▶ **TASK DATA**:
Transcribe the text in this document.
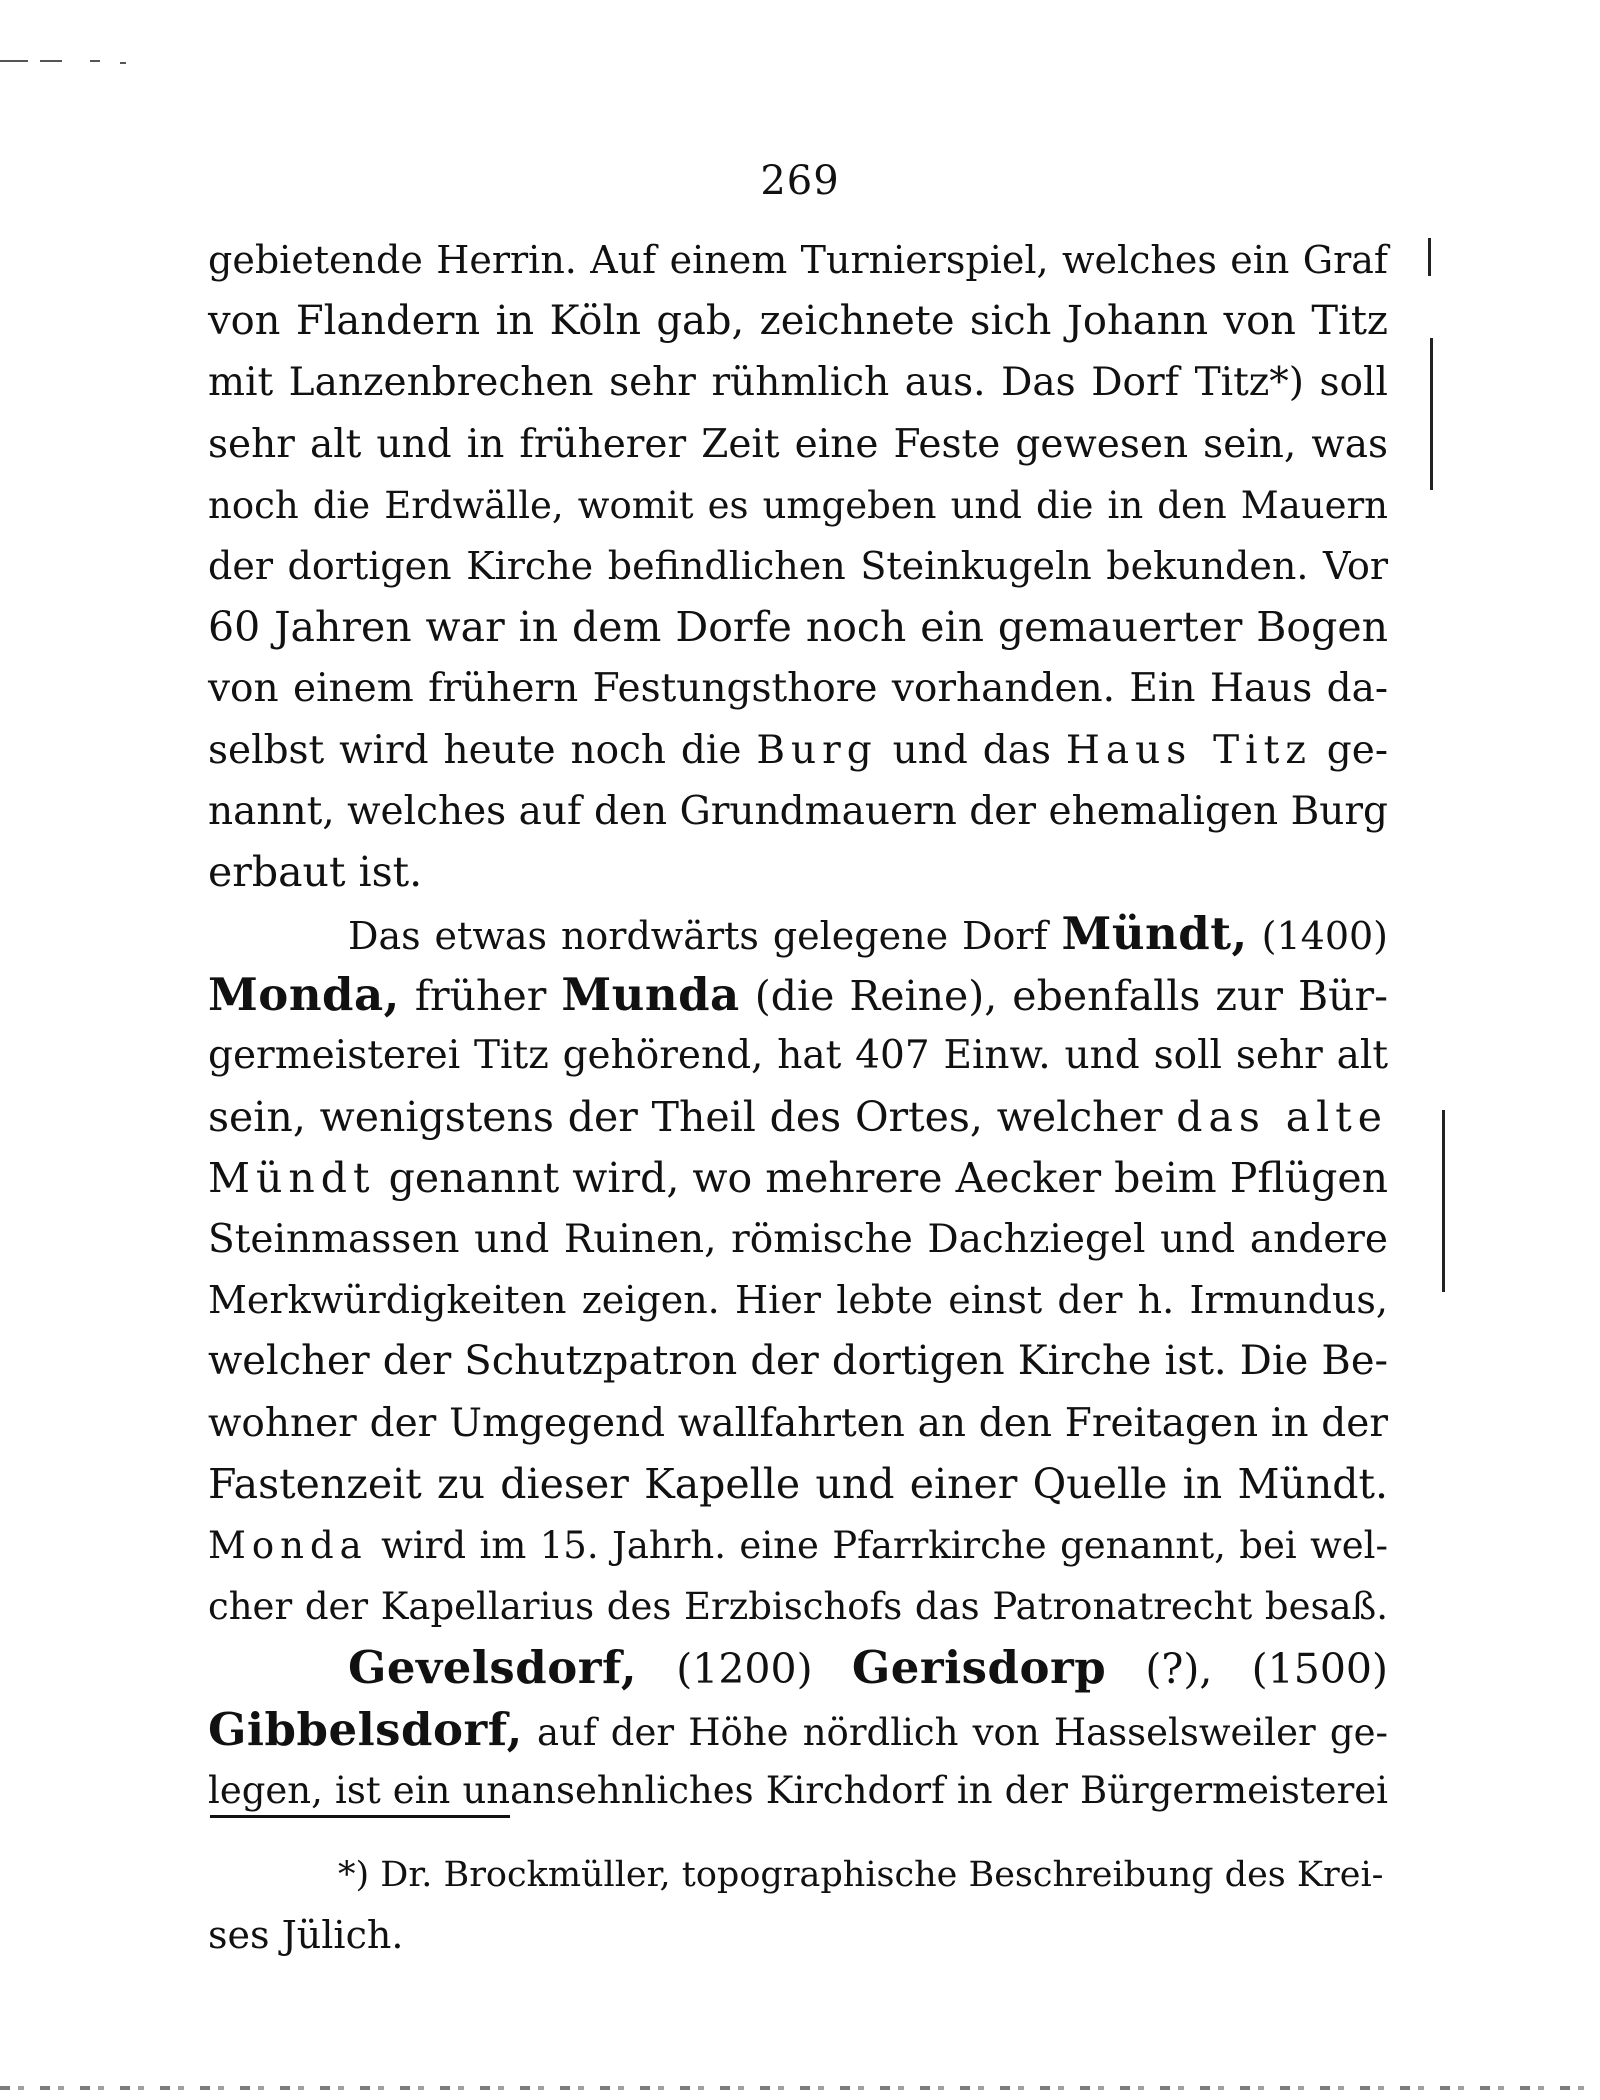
269
gebietende Herrin. Auf einem Turnierspiel, welches ein Graf
von Flandern in Köln gab, zeichnete sich Johann von Titz
mit Lanzenbrechen sehr rühmlich aus. Das Dorf Titz*) soll
sehr alt und in früherer Zeit eine Feste gewesen sein, was
noch die Erdwälle, womit es umgeben und die in den Mauern
der dortigen Kirche befindlichen Steinkugeln bekunden. Vor
60 Jahren war in dem Dorfe noch ein gemauerter Bogen
von einem frühern Festungsthore vorhanden. Ein Haus da-
selbst wird heute noch die Burg und das Haus Titz ge-
nannt, welches auf den Grundmauern der ehemaligen Burg
erbaut ist.
Das etwas nordwärts gelegene Dorf Mündt, (1400)
Monda, früher Munda (die Reine), ebenfalls zur Bür-
germeisterei Titz gehörend, hat 407 Einw. und soll sehr alt
sein, wenigstens der Theil des Ortes, welcher das alte
Mündt genannt wird, wo mehrere Aecker beim Pflügen
Steinmassen und Ruinen, römische Dachziegel und andere
Merkwürdigkeiten zeigen. Hier lebte einst der h. Irmundus,
welcher der Schutzpatron der dortigen Kirche ist. Die Be-
wohner der Umgegend wallfahrten an den Freitagen in der
Fastenzeit zu dieser Kapelle und einer Quelle in Mündt.
Monda wird im 15. Jahrh. eine Pfarrkirche genannt, bei wel-
cher der Kapellarius des Erzbischofs das Patronatrecht besaß.
Gevelsdorf, (1200) Gerisdorp (?), (1500)
Gibbelsdorf, auf der Höhe nördlich von Hasselsweiler ge-
legen, ist ein unansehnliches Kirchdorf in der Bürgermeisterei
*) Dr. Brockmüller, topographische Beschreibung des Krei-
ses Jülich.
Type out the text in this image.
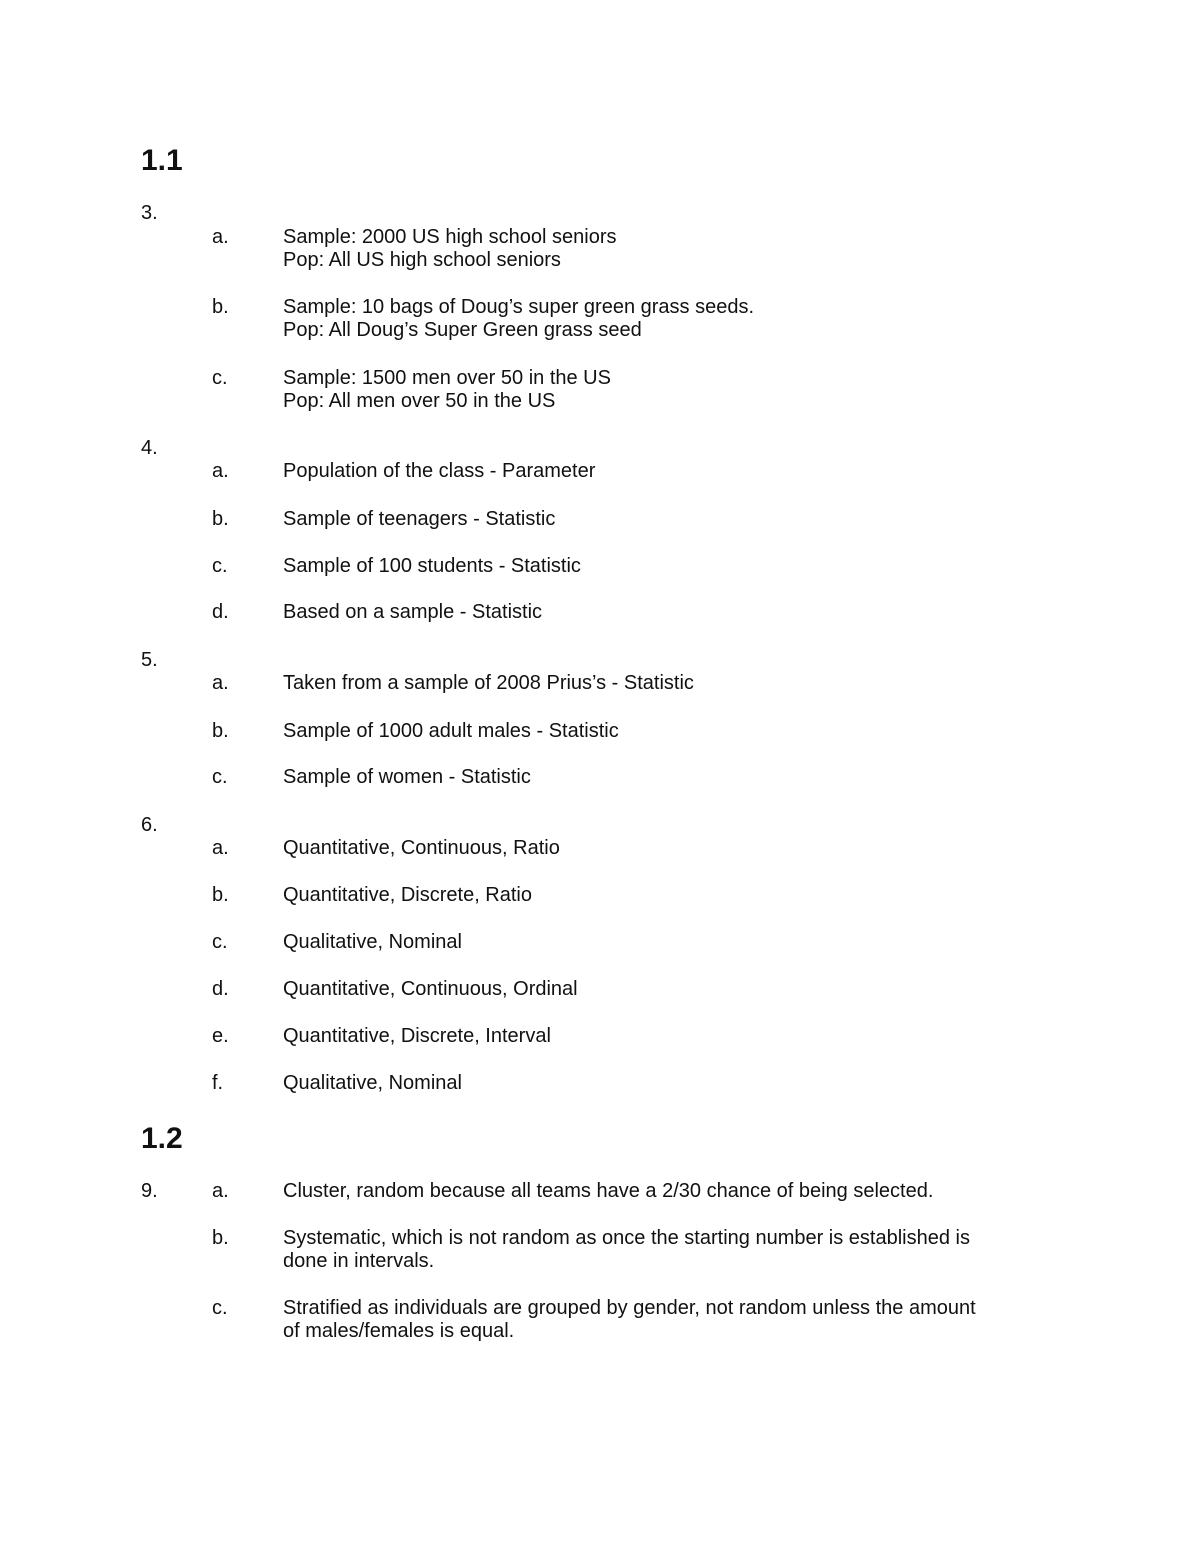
1.1
3.
a.	Sample: 2000 US high school seniors
Pop: All US high school seniors
b.	Sample: 10 bags of Doug’s super green grass seeds.
Pop: All Doug’s Super Green grass seed
c.	Sample: 1500 men over 50 in the US
Pop: All men over 50 in the US
4.
a.	Population of the class - Parameter
b.	Sample of teenagers - Statistic
c.	Sample of 100 students - Statistic
d.	Based on a sample - Statistic
5.
a.	Taken from a sample of 2008 Prius’s - Statistic
b.	Sample of 1000 adult males - Statistic
c.	Sample of women - Statistic
6.
a.	Quantitative, Continuous, Ratio
b.	Quantitative, Discrete, Ratio
c.	Qualitative, Nominal
d.	Quantitative, Continuous, Ordinal
e.	Quantitative, Discrete, Interval
f.	Qualitative, Nominal
1.2
9.	a.	Cluster, random because all teams have a 2/30 chance of being selected.
b.	Systematic, which is not random as once the starting number is established is
done in intervals.
c.	Stratified as individuals are grouped by gender, not random unless the amount
of males/females is equal.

▶ **SET EXERCISE**:
Tally the lines in these entries that have the string "Haus" in them, then answer with the count and nothing else.

▶ **FINAL ANSWER**:
2